[START OF Data records]

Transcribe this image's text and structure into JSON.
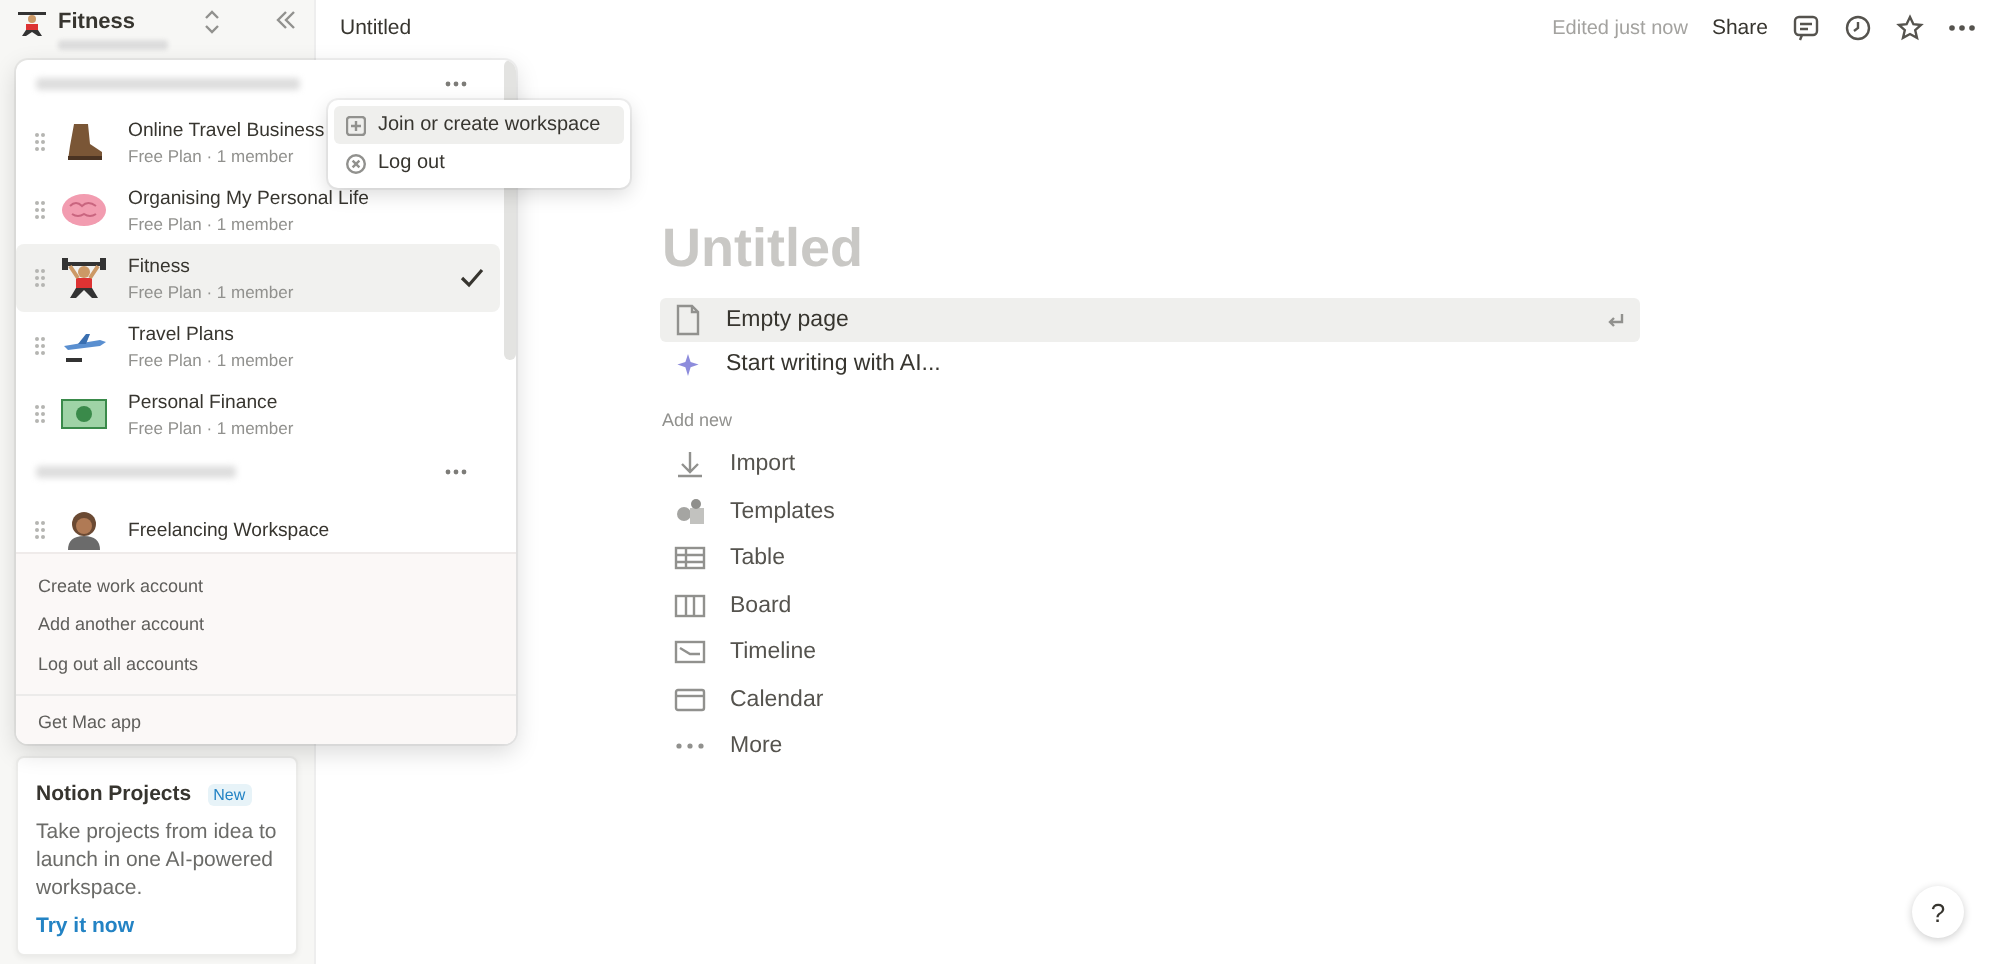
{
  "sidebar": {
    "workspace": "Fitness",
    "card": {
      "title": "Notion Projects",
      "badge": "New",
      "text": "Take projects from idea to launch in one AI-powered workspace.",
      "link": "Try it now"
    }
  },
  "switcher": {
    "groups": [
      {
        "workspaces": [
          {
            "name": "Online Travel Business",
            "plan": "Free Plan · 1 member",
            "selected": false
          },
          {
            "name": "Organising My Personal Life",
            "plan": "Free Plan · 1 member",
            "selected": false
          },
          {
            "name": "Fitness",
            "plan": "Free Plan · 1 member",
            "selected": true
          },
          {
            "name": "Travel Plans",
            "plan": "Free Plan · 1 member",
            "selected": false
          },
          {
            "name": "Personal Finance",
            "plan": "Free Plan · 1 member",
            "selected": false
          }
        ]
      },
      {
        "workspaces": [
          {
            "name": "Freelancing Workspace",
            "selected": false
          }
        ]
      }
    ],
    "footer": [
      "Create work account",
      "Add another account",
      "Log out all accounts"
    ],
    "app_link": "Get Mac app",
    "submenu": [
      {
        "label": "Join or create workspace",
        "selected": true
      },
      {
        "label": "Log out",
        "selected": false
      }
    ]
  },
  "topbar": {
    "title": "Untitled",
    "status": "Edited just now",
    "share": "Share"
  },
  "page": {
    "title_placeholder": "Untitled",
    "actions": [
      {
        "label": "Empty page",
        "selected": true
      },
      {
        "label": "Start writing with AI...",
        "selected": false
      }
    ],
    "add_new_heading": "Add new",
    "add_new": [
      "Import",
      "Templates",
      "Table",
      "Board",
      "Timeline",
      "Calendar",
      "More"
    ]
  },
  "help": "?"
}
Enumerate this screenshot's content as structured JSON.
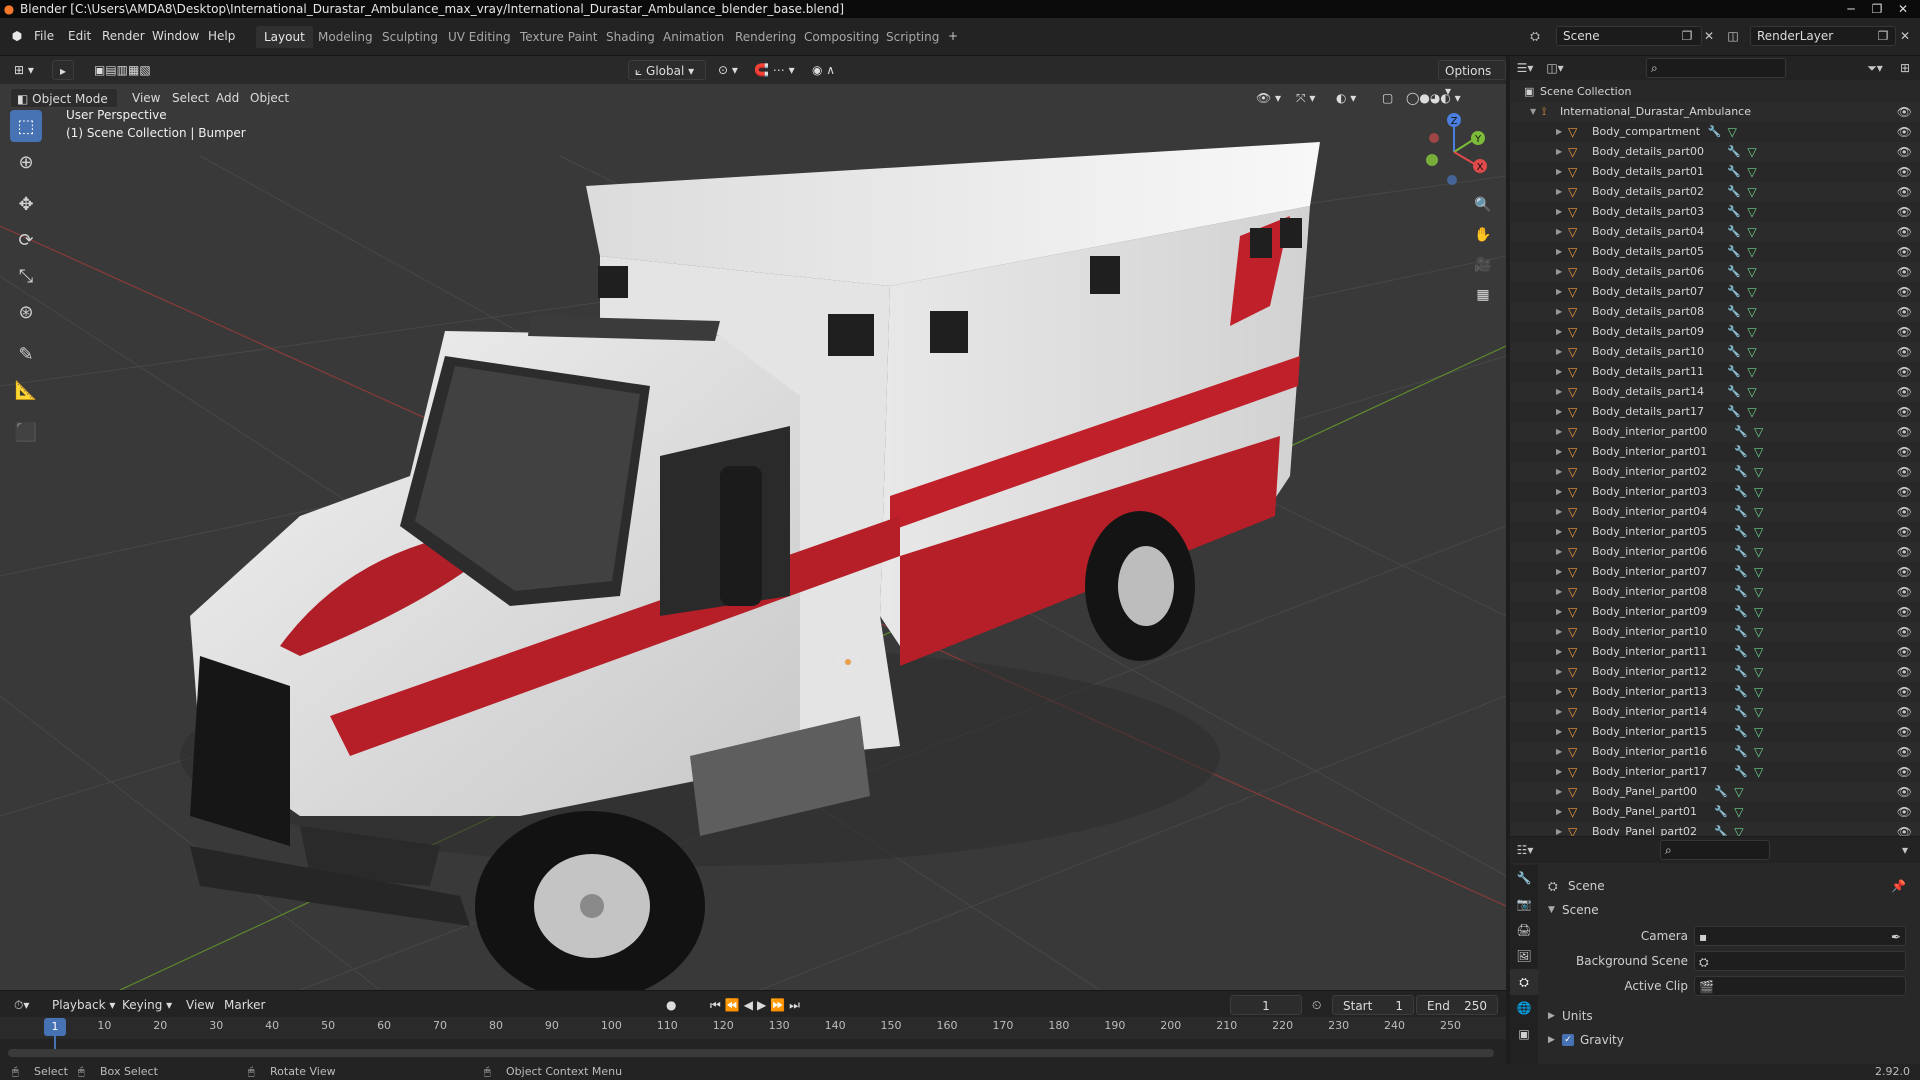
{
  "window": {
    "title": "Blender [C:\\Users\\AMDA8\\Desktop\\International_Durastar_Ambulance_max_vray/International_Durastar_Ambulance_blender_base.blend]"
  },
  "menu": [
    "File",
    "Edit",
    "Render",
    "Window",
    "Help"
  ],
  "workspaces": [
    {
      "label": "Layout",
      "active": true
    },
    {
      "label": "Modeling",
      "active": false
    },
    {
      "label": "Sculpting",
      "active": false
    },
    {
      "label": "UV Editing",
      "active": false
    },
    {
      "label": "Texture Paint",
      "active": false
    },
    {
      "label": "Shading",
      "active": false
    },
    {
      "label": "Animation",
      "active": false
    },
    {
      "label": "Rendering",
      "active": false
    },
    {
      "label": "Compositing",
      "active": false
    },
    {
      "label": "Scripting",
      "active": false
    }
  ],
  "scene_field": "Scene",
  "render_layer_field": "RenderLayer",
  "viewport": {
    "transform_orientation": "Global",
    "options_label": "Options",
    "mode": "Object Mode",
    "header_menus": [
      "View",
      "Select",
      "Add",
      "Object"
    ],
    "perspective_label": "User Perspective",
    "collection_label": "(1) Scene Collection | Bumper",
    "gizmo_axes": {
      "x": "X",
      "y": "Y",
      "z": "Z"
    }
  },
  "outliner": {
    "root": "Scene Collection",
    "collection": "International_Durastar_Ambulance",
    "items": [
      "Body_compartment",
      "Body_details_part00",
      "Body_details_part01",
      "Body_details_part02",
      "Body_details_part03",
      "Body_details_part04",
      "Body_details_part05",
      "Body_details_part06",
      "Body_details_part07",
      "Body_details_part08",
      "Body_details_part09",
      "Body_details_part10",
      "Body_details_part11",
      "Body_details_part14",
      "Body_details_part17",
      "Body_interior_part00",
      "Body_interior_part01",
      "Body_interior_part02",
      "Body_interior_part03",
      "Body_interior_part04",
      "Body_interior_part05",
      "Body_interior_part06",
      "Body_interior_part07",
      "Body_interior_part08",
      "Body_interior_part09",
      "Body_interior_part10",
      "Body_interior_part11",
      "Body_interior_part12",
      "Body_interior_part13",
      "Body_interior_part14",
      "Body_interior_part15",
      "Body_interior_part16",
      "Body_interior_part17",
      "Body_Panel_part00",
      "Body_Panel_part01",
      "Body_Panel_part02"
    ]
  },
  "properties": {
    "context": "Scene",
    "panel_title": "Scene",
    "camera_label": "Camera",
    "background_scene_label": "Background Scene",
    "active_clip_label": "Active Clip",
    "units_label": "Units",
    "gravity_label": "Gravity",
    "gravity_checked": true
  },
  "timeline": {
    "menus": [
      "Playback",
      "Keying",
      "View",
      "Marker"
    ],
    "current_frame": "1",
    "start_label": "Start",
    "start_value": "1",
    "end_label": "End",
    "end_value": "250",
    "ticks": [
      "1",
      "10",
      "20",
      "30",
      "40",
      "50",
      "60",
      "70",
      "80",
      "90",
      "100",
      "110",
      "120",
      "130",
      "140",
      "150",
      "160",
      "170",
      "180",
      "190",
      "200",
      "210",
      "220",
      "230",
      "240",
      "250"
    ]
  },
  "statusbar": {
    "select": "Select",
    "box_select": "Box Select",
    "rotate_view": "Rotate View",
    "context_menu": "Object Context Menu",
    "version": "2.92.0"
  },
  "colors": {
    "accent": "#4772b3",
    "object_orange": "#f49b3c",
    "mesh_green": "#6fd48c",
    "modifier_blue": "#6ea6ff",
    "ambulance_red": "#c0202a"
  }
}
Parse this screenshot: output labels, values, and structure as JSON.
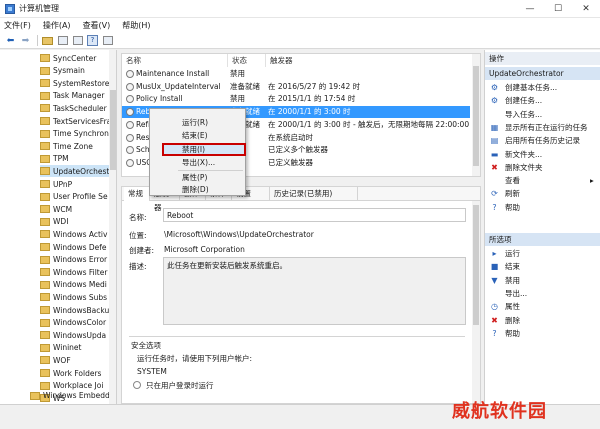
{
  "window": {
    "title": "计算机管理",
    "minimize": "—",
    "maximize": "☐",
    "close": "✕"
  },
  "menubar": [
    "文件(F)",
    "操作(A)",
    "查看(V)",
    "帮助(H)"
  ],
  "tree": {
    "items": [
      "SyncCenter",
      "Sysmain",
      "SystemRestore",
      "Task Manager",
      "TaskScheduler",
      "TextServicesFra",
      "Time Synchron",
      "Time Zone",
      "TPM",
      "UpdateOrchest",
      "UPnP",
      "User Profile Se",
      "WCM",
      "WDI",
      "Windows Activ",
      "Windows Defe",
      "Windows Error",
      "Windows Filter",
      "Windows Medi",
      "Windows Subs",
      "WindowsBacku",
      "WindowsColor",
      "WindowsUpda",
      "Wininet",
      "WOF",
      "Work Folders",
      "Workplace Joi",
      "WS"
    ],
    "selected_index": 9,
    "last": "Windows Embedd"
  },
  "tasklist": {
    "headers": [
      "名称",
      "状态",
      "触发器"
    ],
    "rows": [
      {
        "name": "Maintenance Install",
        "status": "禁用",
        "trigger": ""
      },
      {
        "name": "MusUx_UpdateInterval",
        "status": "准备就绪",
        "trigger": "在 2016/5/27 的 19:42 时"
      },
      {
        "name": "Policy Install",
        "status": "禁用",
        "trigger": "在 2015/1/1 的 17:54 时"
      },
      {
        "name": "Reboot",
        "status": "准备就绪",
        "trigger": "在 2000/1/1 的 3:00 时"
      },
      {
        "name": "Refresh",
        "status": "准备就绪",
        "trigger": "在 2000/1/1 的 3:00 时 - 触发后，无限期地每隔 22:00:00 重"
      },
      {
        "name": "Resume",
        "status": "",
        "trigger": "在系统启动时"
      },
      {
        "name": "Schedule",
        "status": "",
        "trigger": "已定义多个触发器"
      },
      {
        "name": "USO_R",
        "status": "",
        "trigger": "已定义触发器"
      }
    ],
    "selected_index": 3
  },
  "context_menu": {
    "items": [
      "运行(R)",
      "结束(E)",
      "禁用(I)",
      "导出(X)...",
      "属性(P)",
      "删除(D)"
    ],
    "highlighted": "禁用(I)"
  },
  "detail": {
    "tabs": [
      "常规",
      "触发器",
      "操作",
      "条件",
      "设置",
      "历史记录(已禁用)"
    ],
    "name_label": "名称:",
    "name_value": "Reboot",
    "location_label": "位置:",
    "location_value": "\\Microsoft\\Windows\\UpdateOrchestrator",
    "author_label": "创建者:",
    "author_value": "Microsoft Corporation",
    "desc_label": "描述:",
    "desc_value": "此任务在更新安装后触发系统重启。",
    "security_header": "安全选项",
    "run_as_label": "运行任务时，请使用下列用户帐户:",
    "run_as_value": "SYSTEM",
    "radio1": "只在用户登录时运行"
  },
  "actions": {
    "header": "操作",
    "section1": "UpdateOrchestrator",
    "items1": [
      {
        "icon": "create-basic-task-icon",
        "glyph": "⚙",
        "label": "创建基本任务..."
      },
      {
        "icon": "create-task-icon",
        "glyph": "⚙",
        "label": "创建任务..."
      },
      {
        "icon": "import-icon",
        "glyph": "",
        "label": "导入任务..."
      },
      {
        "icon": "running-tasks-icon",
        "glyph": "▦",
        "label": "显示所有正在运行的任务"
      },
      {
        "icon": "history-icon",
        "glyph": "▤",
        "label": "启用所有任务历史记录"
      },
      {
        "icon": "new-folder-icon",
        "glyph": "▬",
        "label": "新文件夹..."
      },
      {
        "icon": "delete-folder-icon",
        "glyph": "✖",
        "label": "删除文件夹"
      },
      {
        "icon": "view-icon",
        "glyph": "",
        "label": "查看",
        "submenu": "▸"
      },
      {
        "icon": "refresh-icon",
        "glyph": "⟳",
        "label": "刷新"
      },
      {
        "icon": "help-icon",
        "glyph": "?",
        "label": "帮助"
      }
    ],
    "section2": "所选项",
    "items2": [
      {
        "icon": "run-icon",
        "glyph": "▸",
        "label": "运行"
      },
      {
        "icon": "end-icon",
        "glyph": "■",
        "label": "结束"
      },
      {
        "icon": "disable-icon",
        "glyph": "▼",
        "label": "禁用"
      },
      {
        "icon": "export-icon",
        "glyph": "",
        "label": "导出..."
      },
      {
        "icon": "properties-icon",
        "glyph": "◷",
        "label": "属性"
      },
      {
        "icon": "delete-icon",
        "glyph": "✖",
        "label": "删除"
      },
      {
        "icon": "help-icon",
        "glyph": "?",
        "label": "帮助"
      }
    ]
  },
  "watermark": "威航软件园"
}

[END OF Data records]

Find each line holding "delete". Copy it out.

        "icon": "delete-folder-icon",
        "icon": "delete-icon",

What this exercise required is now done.